TASK PROMPT:
Word for word, transcribe the lines below and drop the pictures.

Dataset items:
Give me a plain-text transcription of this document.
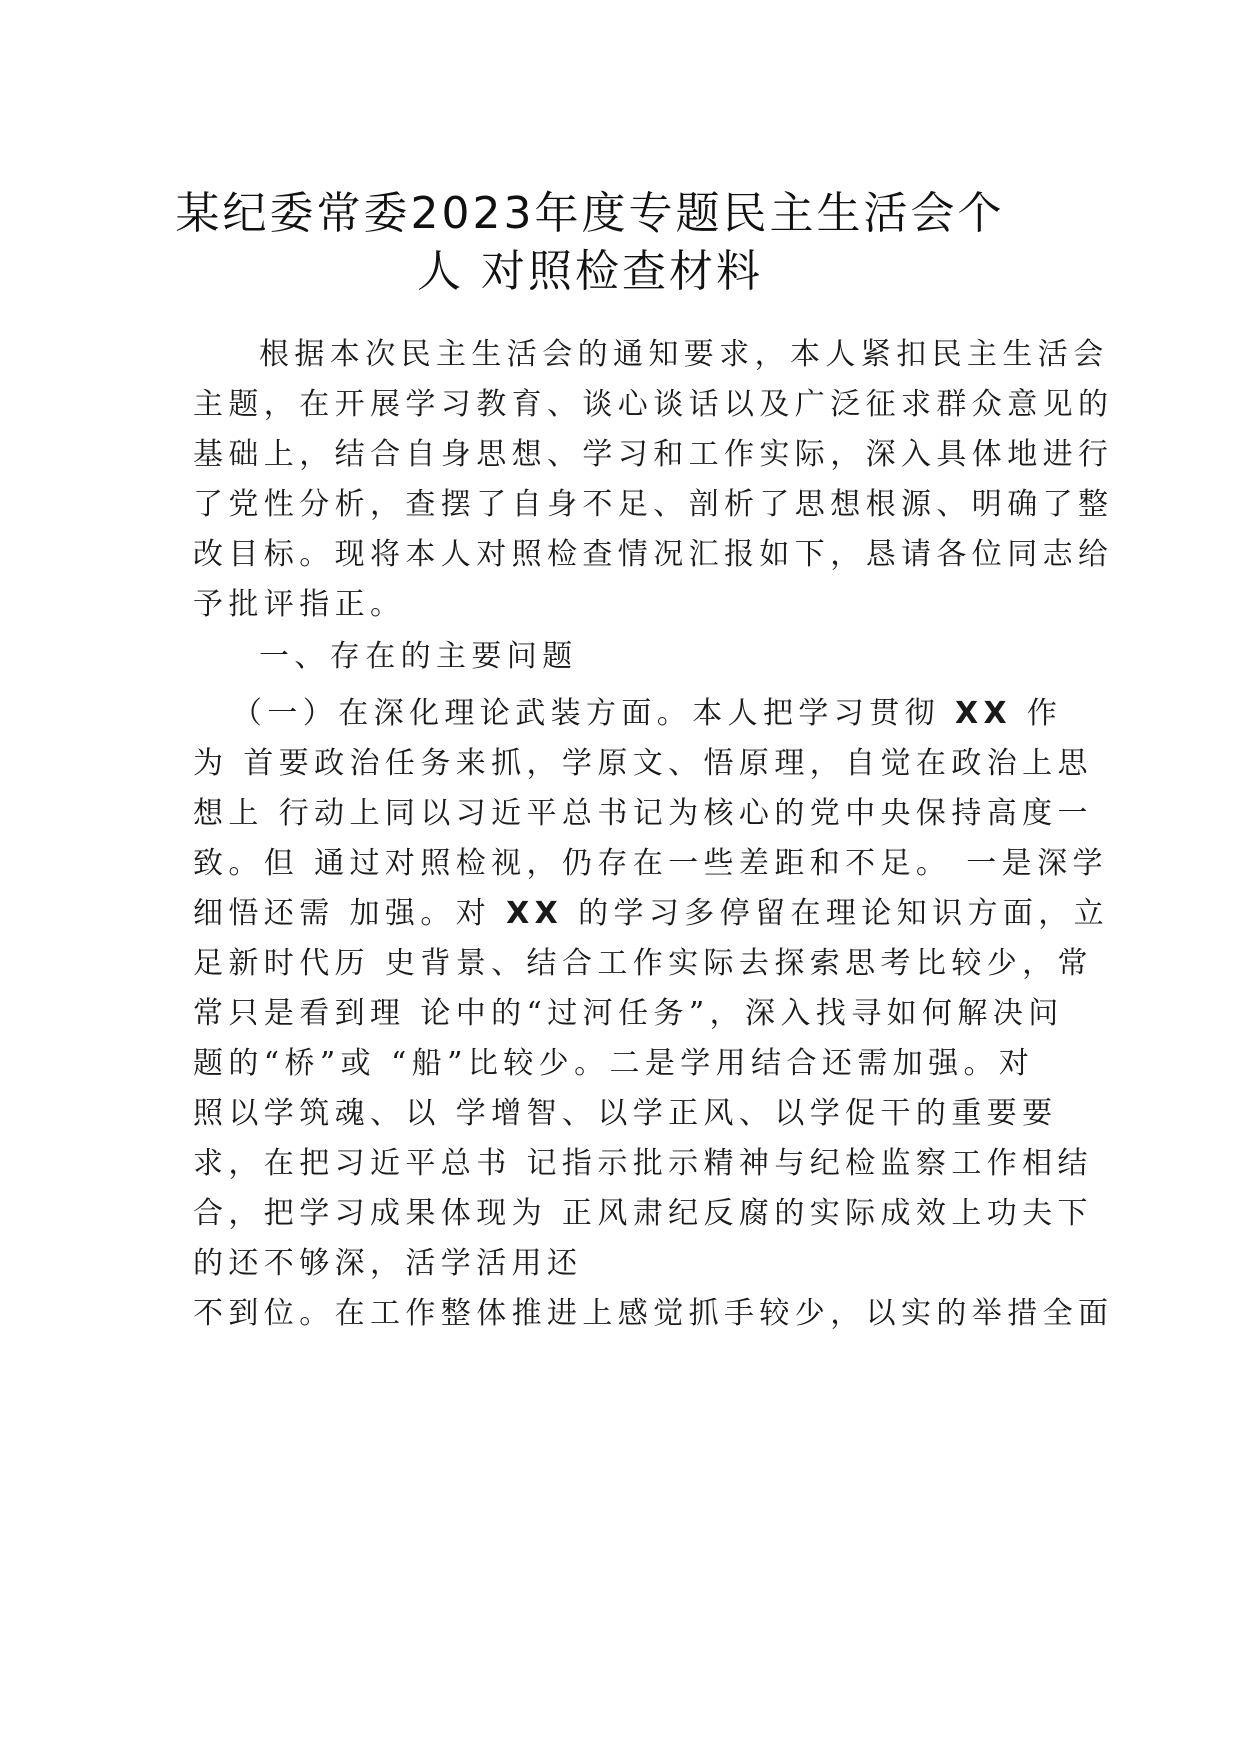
某纪委常委2023年度专题民主生活会个
人 对照检查材料
根据本次民主生活会的通知要求，本人紧扣民主生活会
主题，在开展学习教育、谈心谈话以及广泛征求群众意见的
基础上，结合自身思想、学习和工作实际，深入具体地进行
了党性分析，查摆了自身不足、剖析了思想根源、明确了整
改目标。现将本人对照检查情况汇报如下，恳请各位同志给
予批评指正。
一、存在的主要问题
（一）在深化理论武装方面。本人把学习贯彻 XX 作
为 首要政治任务来抓，学原文、悟原理，自觉在政治上思
想上 行动上同以习近平总书记为核心的党中央保持高度一
致。但 通过对照检视，仍存在一些差距和不足。 一是深学
细悟还需 加强。对 XX 的学习多停留在理论知识方面，立
足新时代历 史背景、结合工作实际去探索思考比较少，常
常只是看到理 论中的“过河任务”，深入找寻如何解决问
题的“桥”或 “船”比较少。二是学用结合还需加强。对
照以学筑魂、以 学增智、以学正风、以学促干的重要要
求，在把习近平总书 记指示批示精神与纪检监察工作相结
合，把学习成果体现为 正风肃纪反腐的实际成效上功夫下
的还不够深，活学活用还
不到位。在工作整体推进上感觉抓手较少，以实的举措全面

EXERCISE OUTPUT:
Give me a plain-text transcription of this document.
某纪委常委2023年度专题民主生活会个
人 对照检查材料
根据本次民主生活会的通知要求，本人紧扣民主生活会
主题，在开展学习教育、谈心谈话以及广泛征求群众意见的
基础上，结合自身思想、学习和工作实际，深入具体地进行
了党性分析，查摆了自身不足、剖析了思想根源、明确了整
改目标。现将本人对照检查情况汇报如下，恳请各位同志给
予批评指正。
一、存在的主要问题
（一）在深化理论武装方面。本人把学习贯彻 XX 作
为 首要政治任务来抓，学原文、悟原理，自觉在政治上思
想上 行动上同以习近平总书记为核心的党中央保持高度一
致。但 通过对照检视，仍存在一些差距和不足。 一是深学
细悟还需 加强。对 XX 的学习多停留在理论知识方面，立
足新时代历 史背景、结合工作实际去探索思考比较少，常
常只是看到理 论中的“过河任务”，深入找寻如何解决问
题的“桥”或 “船”比较少。二是学用结合还需加强。对
照以学筑魂、以 学增智、以学正风、以学促干的重要要
求，在把习近平总书 记指示批示精神与纪检监察工作相结
合，把学习成果体现为 正风肃纪反腐的实际成效上功夫下
的还不够深，活学活用还
不到位。在工作整体推进上感觉抓手较少，以实的举措全面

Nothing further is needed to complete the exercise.